BEGIN

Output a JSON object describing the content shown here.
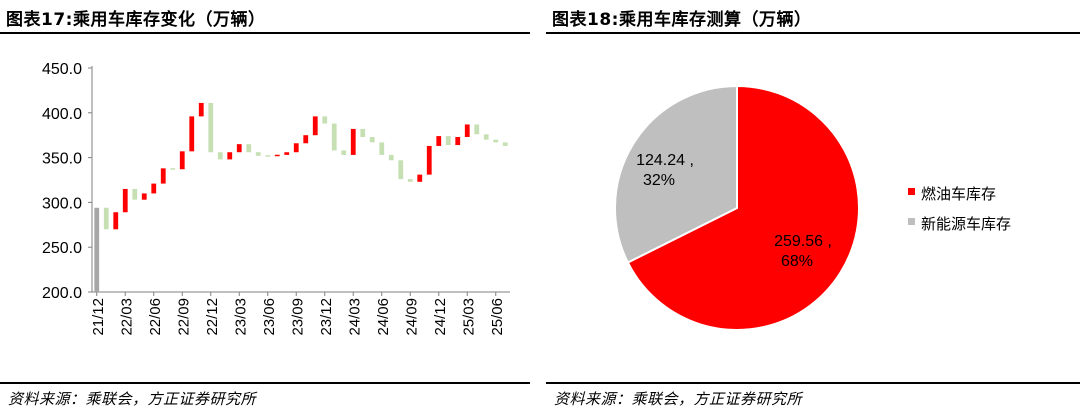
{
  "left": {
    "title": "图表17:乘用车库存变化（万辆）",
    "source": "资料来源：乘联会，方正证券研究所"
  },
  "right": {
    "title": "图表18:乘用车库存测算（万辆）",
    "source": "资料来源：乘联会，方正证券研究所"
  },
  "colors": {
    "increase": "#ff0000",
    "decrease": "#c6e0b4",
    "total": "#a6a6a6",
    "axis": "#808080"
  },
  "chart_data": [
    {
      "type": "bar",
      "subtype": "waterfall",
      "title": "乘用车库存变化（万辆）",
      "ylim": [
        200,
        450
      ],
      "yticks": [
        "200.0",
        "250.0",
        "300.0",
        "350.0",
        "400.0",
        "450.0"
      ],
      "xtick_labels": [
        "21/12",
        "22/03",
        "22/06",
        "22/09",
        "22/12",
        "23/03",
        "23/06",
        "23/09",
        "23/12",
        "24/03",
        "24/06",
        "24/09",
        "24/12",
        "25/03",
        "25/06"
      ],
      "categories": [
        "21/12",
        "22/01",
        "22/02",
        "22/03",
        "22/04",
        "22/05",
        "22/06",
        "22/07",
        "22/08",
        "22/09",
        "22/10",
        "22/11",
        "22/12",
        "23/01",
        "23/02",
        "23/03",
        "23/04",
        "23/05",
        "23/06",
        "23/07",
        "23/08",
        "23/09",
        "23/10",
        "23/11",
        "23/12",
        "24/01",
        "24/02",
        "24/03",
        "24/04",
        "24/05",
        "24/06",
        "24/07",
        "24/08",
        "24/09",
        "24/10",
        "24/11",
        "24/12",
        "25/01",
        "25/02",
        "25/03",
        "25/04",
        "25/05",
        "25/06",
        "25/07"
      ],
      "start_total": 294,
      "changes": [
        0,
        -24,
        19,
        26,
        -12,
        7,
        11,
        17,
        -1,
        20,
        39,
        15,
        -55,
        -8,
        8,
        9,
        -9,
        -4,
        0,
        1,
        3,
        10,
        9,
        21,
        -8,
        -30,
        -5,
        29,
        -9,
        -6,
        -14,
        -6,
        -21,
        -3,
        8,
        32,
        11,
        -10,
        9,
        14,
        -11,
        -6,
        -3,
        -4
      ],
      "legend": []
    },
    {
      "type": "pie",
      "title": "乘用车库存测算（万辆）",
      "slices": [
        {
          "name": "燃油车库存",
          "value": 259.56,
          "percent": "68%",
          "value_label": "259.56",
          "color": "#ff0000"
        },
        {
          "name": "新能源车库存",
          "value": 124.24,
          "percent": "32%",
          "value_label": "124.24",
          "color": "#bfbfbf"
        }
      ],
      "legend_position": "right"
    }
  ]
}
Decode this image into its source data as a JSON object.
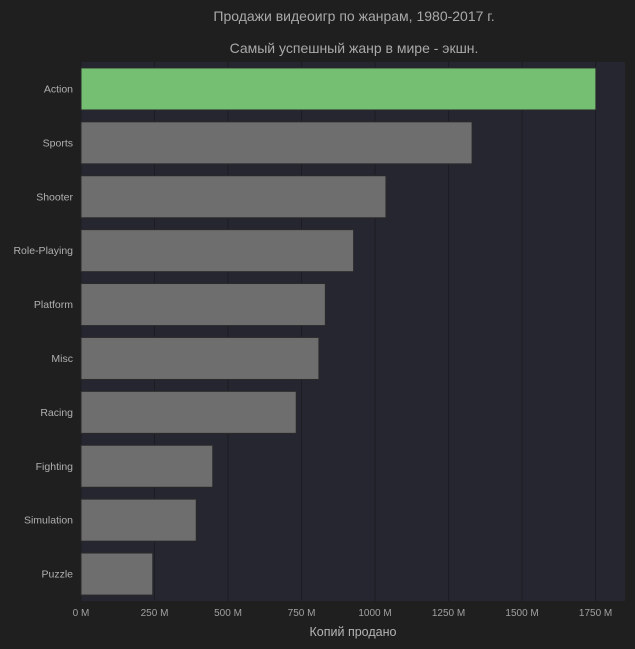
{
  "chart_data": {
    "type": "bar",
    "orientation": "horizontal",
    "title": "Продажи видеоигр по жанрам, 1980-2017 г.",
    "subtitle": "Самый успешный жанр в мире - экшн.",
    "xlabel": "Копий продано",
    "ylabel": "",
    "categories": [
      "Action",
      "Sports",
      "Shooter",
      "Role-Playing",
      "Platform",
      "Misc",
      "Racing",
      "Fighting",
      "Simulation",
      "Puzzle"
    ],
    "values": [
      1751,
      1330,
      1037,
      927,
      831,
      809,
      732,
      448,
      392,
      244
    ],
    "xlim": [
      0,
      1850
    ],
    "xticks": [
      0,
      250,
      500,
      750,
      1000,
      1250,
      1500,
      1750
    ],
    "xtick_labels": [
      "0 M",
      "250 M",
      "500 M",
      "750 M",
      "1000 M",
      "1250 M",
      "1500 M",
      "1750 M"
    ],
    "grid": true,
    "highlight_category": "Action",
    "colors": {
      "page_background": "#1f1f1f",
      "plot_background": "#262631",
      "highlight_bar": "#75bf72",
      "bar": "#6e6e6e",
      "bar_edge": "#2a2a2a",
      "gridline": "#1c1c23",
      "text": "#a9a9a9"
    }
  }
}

END

### Directions
Copy the material shown above in full and exactly. Skip the pictures.

### Exercise answer
Output a JSON object describing the content shown here.
{
  "left": {
    "title": "图表17:乘用车库存变化（万辆）",
    "source": "资料来源：乘联会，方正证券研究所"
  },
  "right": {
    "title": "图表18:乘用车库存测算（万辆）",
    "source": "资料来源：乘联会，方正证券研究所"
  },
  "colors": {
    "increase": "#ff0000",
    "decrease": "#c6e0b4",
    "total": "#a6a6a6",
    "axis": "#808080"
  },
  "chart_data": [
    {
      "type": "bar",
      "subtype": "waterfall",
      "title": "乘用车库存变化（万辆）",
      "ylim": [
        200,
        450
      ],
      "yticks": [
        "200.0",
        "250.0",
        "300.0",
        "350.0",
        "400.0",
        "450.0"
      ],
      "xtick_labels": [
        "21/12",
        "22/03",
        "22/06",
        "22/09",
        "22/12",
        "23/03",
        "23/06",
        "23/09",
        "23/12",
        "24/03",
        "24/06",
        "24/09",
        "24/12",
        "25/03",
        "25/06"
      ],
      "categories": [
        "21/12",
        "22/01",
        "22/02",
        "22/03",
        "22/04",
        "22/05",
        "22/06",
        "22/07",
        "22/08",
        "22/09",
        "22/10",
        "22/11",
        "22/12",
        "23/01",
        "23/02",
        "23/03",
        "23/04",
        "23/05",
        "23/06",
        "23/07",
        "23/08",
        "23/09",
        "23/10",
        "23/11",
        "23/12",
        "24/01",
        "24/02",
        "24/03",
        "24/04",
        "24/05",
        "24/06",
        "24/07",
        "24/08",
        "24/09",
        "24/10",
        "24/11",
        "24/12",
        "25/01",
        "25/02",
        "25/03",
        "25/04",
        "25/05",
        "25/06",
        "25/07"
      ],
      "start_total": 294,
      "changes": [
        0,
        -24,
        19,
        26,
        -12,
        7,
        11,
        17,
        -1,
        20,
        39,
        15,
        -55,
        -8,
        8,
        9,
        -9,
        -4,
        0,
        1,
        3,
        10,
        9,
        21,
        -8,
        -30,
        -5,
        29,
        -9,
        -6,
        -14,
        -6,
        -21,
        -3,
        8,
        32,
        11,
        -10,
        9,
        14,
        -11,
        -6,
        -3,
        -4
      ],
      "legend": []
    },
    {
      "type": "pie",
      "title": "乘用车库存测算（万辆）",
      "slices": [
        {
          "name": "燃油车库存",
          "value": 259.56,
          "percent": "68%",
          "value_label": "259.56",
          "color": "#ff0000"
        },
        {
          "name": "新能源车库存",
          "value": 124.24,
          "percent": "32%",
          "value_label": "124.24",
          "color": "#bfbfbf"
        }
      ],
      "legend_position": "right"
    }
  ]
}
Decode this image into its source data as a JSON object.
{
  "chart_data": {
    "type": "bar",
    "orientation": "horizontal",
    "title": "Продажи видеоигр по жанрам, 1980-2017 г.",
    "subtitle": "Самый успешный жанр в мире - экшн.",
    "xlabel": "Копий продано",
    "ylabel": "",
    "categories": [
      "Action",
      "Sports",
      "Shooter",
      "Role-Playing",
      "Platform",
      "Misc",
      "Racing",
      "Fighting",
      "Simulation",
      "Puzzle"
    ],
    "values": [
      1751,
      1330,
      1037,
      927,
      831,
      809,
      732,
      448,
      392,
      244
    ],
    "xlim": [
      0,
      1850
    ],
    "xticks": [
      0,
      250,
      500,
      750,
      1000,
      1250,
      1500,
      1750
    ],
    "xtick_labels": [
      "0 M",
      "250 M",
      "500 M",
      "750 M",
      "1000 M",
      "1250 M",
      "1500 M",
      "1750 M"
    ],
    "grid": true,
    "highlight_category": "Action",
    "colors": {
      "page_background": "#1f1f1f",
      "plot_background": "#262631",
      "highlight_bar": "#75bf72",
      "bar": "#6e6e6e",
      "bar_edge": "#2a2a2a",
      "gridline": "#1c1c23",
      "text": "#a9a9a9"
    }
  }
}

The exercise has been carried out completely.